> _Required task_
Will you quote all of the entries, word for word?

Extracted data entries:
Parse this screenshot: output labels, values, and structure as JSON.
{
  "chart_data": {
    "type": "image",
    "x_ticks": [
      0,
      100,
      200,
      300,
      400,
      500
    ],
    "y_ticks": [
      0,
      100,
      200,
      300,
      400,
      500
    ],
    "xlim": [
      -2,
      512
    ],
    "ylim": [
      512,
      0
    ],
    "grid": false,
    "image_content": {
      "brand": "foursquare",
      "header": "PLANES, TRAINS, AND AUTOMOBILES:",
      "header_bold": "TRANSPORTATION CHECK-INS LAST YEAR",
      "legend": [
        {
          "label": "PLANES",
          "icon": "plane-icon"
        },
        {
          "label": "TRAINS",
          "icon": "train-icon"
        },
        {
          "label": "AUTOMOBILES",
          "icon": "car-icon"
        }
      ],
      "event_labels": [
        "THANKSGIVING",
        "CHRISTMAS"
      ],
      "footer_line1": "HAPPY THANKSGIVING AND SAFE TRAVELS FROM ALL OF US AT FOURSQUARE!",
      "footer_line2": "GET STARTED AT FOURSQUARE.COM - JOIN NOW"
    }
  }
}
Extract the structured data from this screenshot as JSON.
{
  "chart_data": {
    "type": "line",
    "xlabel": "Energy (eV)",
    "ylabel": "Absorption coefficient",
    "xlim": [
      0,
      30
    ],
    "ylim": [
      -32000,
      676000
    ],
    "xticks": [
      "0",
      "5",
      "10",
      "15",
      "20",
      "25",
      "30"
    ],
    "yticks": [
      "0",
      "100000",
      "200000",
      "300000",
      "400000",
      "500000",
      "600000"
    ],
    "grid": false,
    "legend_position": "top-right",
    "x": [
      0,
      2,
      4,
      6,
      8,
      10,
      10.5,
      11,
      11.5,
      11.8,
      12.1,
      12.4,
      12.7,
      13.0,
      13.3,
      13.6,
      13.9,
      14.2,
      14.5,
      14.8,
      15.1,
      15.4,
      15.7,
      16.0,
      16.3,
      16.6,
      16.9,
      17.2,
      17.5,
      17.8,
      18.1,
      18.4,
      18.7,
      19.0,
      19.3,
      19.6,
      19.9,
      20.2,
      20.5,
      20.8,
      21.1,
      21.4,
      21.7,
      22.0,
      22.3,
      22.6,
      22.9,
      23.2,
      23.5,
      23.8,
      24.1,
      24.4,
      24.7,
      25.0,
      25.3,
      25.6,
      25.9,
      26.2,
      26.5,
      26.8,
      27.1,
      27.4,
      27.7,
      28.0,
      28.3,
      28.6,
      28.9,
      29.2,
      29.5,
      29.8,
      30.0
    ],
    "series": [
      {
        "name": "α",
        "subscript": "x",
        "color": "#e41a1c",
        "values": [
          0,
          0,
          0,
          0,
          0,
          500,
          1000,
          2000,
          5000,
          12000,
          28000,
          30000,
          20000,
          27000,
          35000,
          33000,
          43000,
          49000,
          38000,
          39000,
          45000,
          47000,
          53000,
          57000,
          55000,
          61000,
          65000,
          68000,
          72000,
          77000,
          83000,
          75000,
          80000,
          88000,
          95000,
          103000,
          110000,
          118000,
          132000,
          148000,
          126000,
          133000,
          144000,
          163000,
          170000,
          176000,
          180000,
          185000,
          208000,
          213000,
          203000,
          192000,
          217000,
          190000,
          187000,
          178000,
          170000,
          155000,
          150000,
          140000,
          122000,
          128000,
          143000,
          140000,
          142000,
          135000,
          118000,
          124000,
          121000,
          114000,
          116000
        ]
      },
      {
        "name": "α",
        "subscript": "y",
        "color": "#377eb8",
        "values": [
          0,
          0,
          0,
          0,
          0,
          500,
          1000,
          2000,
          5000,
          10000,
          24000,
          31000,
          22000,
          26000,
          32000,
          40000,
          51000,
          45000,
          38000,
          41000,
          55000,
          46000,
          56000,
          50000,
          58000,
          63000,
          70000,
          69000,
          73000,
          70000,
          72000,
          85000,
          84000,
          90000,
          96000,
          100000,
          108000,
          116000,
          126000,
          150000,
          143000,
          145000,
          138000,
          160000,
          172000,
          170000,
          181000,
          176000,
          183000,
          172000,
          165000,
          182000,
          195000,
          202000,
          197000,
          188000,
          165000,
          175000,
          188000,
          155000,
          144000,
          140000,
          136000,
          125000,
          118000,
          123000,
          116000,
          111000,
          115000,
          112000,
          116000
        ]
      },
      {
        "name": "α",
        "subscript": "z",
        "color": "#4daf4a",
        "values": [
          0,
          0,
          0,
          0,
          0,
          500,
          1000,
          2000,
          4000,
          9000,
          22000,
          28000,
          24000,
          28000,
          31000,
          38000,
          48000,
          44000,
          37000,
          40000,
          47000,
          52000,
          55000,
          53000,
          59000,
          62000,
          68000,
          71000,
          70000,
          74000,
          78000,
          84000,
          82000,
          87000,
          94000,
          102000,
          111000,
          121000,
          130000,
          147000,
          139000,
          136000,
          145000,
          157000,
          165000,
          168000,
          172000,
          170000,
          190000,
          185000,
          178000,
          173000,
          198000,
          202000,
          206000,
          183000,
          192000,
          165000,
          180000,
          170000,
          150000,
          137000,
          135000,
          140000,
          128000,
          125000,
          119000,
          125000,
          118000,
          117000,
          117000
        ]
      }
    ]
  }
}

> _Exercise result_
Parse this screenshot: output labels, values, and structure as JSON.
{
  "chart_data": {
    "type": "image",
    "x_ticks": [
      0,
      100,
      200,
      300,
      400,
      500
    ],
    "y_ticks": [
      0,
      100,
      200,
      300,
      400,
      500
    ],
    "xlim": [
      -2,
      512
    ],
    "ylim": [
      512,
      0
    ],
    "grid": false,
    "image_content": {
      "brand": "foursquare",
      "header": "PLANES, TRAINS, AND AUTOMOBILES:",
      "header_bold": "TRANSPORTATION CHECK-INS LAST YEAR",
      "legend": [
        {
          "label": "PLANES",
          "icon": "plane-icon"
        },
        {
          "label": "TRAINS",
          "icon": "train-icon"
        },
        {
          "label": "AUTOMOBILES",
          "icon": "car-icon"
        }
      ],
      "event_labels": [
        "THANKSGIVING",
        "CHRISTMAS"
      ],
      "footer_line1": "HAPPY THANKSGIVING AND SAFE TRAVELS FROM ALL OF US AT FOURSQUARE!",
      "footer_line2": "GET STARTED AT FOURSQUARE.COM - JOIN NOW"
    }
  }
}
Extract the structured data from this screenshot as JSON.
{
  "chart_data": {
    "type": "line",
    "xlabel": "Energy (eV)",
    "ylabel": "Absorption coefficient",
    "xlim": [
      0,
      30
    ],
    "ylim": [
      -32000,
      676000
    ],
    "xticks": [
      "0",
      "5",
      "10",
      "15",
      "20",
      "25",
      "30"
    ],
    "yticks": [
      "0",
      "100000",
      "200000",
      "300000",
      "400000",
      "500000",
      "600000"
    ],
    "grid": false,
    "legend_position": "top-right",
    "x": [
      0,
      2,
      4,
      6,
      8,
      10,
      10.5,
      11,
      11.5,
      11.8,
      12.1,
      12.4,
      12.7,
      13.0,
      13.3,
      13.6,
      13.9,
      14.2,
      14.5,
      14.8,
      15.1,
      15.4,
      15.7,
      16.0,
      16.3,
      16.6,
      16.9,
      17.2,
      17.5,
      17.8,
      18.1,
      18.4,
      18.7,
      19.0,
      19.3,
      19.6,
      19.9,
      20.2,
      20.5,
      20.8,
      21.1,
      21.4,
      21.7,
      22.0,
      22.3,
      22.6,
      22.9,
      23.2,
      23.5,
      23.8,
      24.1,
      24.4,
      24.7,
      25.0,
      25.3,
      25.6,
      25.9,
      26.2,
      26.5,
      26.8,
      27.1,
      27.4,
      27.7,
      28.0,
      28.3,
      28.6,
      28.9,
      29.2,
      29.5,
      29.8,
      30.0
    ],
    "series": [
      {
        "name": "α",
        "subscript": "x",
        "color": "#e41a1c",
        "values": [
          0,
          0,
          0,
          0,
          0,
          500,
          1000,
          2000,
          5000,
          12000,
          28000,
          30000,
          20000,
          27000,
          35000,
          33000,
          43000,
          49000,
          38000,
          39000,
          45000,
          47000,
          53000,
          57000,
          55000,
          61000,
          65000,
          68000,
          72000,
          77000,
          83000,
          75000,
          80000,
          88000,
          95000,
          103000,
          110000,
          118000,
          132000,
          148000,
          126000,
          133000,
          144000,
          163000,
          170000,
          176000,
          180000,
          185000,
          208000,
          213000,
          203000,
          192000,
          217000,
          190000,
          187000,
          178000,
          170000,
          155000,
          150000,
          140000,
          122000,
          128000,
          143000,
          140000,
          142000,
          135000,
          118000,
          124000,
          121000,
          114000,
          116000
        ]
      },
      {
        "name": "α",
        "subscript": "y",
        "color": "#377eb8",
        "values": [
          0,
          0,
          0,
          0,
          0,
          500,
          1000,
          2000,
          5000,
          10000,
          24000,
          31000,
          22000,
          26000,
          32000,
          40000,
          51000,
          45000,
          38000,
          41000,
          55000,
          46000,
          56000,
          50000,
          58000,
          63000,
          70000,
          69000,
          73000,
          70000,
          72000,
          85000,
          84000,
          90000,
          96000,
          100000,
          108000,
          116000,
          126000,
          150000,
          143000,
          145000,
          138000,
          160000,
          172000,
          170000,
          181000,
          176000,
          183000,
          172000,
          165000,
          182000,
          195000,
          202000,
          197000,
          188000,
          165000,
          175000,
          188000,
          155000,
          144000,
          140000,
          136000,
          125000,
          118000,
          123000,
          116000,
          111000,
          115000,
          112000,
          116000
        ]
      },
      {
        "name": "α",
        "subscript": "z",
        "color": "#4daf4a",
        "values": [
          0,
          0,
          0,
          0,
          0,
          500,
          1000,
          2000,
          4000,
          9000,
          22000,
          28000,
          24000,
          28000,
          31000,
          38000,
          48000,
          44000,
          37000,
          40000,
          47000,
          52000,
          55000,
          53000,
          59000,
          62000,
          68000,
          71000,
          70000,
          74000,
          78000,
          84000,
          82000,
          87000,
          94000,
          102000,
          111000,
          121000,
          130000,
          147000,
          139000,
          136000,
          145000,
          157000,
          165000,
          168000,
          172000,
          170000,
          190000,
          185000,
          178000,
          173000,
          198000,
          202000,
          206000,
          183000,
          192000,
          165000,
          180000,
          170000,
          150000,
          137000,
          135000,
          140000,
          128000,
          125000,
          119000,
          125000,
          118000,
          117000,
          117000
        ]
      }
    ]
  }
}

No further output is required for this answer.